[begin Data for the task]

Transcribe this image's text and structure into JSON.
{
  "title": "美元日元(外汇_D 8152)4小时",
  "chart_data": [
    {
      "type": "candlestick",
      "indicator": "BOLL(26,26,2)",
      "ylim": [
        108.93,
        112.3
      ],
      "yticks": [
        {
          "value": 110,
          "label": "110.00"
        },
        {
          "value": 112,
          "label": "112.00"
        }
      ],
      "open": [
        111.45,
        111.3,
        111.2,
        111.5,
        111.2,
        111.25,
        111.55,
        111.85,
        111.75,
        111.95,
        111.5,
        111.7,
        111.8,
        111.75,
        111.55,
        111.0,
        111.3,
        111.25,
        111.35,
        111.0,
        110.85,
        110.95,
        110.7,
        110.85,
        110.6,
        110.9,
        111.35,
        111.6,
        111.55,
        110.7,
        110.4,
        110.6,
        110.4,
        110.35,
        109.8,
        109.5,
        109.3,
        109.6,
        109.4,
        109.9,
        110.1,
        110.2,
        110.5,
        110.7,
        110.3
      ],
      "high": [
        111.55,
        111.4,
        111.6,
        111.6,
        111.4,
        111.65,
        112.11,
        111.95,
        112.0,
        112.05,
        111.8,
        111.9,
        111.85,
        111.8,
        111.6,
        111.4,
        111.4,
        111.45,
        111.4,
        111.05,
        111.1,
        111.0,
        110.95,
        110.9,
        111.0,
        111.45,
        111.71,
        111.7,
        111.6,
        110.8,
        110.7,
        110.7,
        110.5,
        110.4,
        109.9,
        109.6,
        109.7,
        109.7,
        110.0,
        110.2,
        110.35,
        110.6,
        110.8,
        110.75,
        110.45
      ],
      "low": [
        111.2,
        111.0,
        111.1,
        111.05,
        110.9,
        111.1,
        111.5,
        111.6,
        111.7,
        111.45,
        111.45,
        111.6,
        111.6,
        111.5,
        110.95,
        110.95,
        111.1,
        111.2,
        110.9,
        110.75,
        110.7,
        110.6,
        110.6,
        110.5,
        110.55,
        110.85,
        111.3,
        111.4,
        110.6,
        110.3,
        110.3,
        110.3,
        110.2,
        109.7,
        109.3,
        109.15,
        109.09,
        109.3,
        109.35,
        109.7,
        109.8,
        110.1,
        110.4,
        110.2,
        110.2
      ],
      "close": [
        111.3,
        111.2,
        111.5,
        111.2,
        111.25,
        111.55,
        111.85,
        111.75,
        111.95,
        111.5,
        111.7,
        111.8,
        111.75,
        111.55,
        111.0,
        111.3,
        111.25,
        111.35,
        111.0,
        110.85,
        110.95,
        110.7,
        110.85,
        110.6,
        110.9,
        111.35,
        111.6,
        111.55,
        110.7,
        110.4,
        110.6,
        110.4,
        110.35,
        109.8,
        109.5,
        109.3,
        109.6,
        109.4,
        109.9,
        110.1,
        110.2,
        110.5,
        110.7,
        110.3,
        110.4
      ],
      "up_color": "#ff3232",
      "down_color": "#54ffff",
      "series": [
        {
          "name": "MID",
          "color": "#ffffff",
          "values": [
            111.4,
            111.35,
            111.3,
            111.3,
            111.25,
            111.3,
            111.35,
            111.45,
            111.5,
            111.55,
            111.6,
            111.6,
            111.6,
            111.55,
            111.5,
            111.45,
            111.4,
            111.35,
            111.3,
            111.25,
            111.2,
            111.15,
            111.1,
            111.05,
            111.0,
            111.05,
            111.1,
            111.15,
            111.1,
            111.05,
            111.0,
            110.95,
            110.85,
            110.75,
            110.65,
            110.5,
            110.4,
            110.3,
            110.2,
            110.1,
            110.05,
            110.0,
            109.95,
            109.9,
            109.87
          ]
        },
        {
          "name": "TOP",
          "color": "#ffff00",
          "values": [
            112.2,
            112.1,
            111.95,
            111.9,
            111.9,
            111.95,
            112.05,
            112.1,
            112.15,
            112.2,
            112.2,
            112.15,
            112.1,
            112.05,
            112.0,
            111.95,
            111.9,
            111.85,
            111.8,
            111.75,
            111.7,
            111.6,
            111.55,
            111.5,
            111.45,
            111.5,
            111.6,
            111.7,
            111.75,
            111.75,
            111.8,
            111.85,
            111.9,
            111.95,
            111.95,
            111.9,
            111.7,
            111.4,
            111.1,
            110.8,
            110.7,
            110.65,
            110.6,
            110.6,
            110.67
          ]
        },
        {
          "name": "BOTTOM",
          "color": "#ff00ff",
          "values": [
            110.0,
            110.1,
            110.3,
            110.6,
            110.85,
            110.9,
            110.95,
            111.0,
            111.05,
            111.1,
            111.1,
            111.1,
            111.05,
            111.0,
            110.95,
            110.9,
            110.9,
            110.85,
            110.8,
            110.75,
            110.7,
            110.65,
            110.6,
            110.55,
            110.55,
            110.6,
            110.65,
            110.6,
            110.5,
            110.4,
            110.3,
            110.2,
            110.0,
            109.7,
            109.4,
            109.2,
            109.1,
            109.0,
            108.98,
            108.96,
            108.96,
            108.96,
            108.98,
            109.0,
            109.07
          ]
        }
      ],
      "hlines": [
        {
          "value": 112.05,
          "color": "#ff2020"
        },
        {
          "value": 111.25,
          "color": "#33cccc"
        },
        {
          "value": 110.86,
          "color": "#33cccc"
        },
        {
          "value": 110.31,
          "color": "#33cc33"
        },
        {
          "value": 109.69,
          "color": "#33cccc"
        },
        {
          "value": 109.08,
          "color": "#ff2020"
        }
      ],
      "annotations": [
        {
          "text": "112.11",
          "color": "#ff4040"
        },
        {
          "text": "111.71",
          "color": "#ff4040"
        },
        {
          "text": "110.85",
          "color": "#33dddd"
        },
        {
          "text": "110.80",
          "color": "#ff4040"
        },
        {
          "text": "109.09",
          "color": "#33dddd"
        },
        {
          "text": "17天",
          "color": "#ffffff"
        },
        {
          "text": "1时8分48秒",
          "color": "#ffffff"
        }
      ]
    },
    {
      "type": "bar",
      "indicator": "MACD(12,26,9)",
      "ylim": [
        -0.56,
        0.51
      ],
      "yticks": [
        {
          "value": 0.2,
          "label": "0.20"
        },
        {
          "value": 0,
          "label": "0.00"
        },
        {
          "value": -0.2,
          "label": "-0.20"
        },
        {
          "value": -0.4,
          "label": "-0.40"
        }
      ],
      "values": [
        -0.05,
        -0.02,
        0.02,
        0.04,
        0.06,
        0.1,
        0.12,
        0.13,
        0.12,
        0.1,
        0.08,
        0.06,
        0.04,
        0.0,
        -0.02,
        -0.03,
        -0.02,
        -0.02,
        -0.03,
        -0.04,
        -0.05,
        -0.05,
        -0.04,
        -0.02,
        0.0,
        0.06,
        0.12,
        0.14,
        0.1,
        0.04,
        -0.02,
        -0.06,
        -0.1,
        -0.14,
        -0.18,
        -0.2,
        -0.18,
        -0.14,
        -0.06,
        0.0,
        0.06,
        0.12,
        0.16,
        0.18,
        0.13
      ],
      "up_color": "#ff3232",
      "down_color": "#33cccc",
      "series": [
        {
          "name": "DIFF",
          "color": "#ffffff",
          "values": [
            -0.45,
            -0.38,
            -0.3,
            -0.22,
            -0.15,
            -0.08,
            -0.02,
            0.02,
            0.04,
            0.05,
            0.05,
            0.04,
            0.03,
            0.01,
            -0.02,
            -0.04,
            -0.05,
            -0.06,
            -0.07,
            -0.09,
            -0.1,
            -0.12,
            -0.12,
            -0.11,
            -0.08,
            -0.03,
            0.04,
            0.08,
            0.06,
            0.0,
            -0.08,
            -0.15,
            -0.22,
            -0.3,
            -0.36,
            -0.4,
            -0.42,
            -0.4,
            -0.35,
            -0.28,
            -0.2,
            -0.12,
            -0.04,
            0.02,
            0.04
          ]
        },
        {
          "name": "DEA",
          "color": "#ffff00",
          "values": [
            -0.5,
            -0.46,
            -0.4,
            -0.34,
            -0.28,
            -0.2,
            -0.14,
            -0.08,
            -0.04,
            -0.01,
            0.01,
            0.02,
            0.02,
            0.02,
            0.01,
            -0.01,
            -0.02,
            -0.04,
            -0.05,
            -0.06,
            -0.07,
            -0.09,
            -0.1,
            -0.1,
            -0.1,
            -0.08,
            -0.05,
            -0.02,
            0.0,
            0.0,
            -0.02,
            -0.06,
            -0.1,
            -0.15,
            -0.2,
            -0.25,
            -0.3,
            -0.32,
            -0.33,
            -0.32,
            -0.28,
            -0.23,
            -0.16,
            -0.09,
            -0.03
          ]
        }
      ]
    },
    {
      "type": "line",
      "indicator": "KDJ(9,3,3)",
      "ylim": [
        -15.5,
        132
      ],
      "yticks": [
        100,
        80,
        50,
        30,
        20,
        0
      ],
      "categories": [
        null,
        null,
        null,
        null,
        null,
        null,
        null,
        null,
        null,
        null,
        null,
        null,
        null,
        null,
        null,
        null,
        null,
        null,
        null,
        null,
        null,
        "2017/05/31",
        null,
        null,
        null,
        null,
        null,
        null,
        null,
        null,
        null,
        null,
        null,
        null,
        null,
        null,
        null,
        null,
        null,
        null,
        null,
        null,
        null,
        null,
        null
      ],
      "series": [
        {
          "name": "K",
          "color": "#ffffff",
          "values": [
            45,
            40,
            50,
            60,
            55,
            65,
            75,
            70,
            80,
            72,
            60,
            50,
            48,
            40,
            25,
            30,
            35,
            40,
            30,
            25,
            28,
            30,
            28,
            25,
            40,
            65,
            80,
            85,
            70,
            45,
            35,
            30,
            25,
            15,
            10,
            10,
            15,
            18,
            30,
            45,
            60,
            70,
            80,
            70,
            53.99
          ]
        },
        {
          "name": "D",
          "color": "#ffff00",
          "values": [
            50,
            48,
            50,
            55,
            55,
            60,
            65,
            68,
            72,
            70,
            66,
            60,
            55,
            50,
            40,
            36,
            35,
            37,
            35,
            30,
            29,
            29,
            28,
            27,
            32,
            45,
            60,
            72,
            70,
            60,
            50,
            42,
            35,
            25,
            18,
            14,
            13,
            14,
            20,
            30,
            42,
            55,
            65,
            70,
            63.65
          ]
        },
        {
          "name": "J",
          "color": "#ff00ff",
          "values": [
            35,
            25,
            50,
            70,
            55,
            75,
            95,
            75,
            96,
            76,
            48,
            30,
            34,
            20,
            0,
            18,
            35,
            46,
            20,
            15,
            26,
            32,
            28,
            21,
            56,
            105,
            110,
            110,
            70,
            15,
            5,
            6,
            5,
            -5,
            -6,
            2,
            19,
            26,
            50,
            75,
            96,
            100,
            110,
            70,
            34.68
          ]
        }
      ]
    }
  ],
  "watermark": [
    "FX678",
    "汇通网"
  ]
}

[end Data for the task]

Given instruction –
Your task is to gather every line with the word "indicator" and copy it.

Output for this task –
      "indicator": "BOLL(26,26,2)",
      "indicator": "MACD(12,26,9)",
      "indicator": "KDJ(9,3,3)",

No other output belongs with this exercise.